→ Records supplied
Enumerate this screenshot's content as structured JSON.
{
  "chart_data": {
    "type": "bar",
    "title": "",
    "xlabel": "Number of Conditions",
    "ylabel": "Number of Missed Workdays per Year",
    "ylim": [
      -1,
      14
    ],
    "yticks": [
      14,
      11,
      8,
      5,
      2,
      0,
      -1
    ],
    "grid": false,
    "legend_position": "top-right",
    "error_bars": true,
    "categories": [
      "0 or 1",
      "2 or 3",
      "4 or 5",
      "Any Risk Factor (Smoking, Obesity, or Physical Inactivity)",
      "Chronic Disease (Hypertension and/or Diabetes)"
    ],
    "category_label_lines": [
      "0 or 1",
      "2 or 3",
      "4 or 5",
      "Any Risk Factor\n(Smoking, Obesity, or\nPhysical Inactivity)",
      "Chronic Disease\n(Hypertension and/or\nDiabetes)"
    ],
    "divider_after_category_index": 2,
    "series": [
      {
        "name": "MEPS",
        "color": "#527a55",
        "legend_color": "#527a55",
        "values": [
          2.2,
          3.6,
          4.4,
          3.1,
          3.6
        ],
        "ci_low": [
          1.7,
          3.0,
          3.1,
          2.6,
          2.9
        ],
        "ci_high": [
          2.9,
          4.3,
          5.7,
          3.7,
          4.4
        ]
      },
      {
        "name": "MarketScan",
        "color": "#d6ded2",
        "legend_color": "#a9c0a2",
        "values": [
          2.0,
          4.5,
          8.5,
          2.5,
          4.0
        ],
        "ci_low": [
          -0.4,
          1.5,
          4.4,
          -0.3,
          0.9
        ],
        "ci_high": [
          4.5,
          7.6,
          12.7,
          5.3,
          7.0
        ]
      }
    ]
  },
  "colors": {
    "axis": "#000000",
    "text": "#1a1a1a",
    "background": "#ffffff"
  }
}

→ Short task
Copy each line of the preceding data that contains the string "Disease".

→ Exercise output
      "Chronic Disease (Hypertension and/or Diabetes)"
      "Chronic Disease\n(Hypertension and/or\nDiabetes)"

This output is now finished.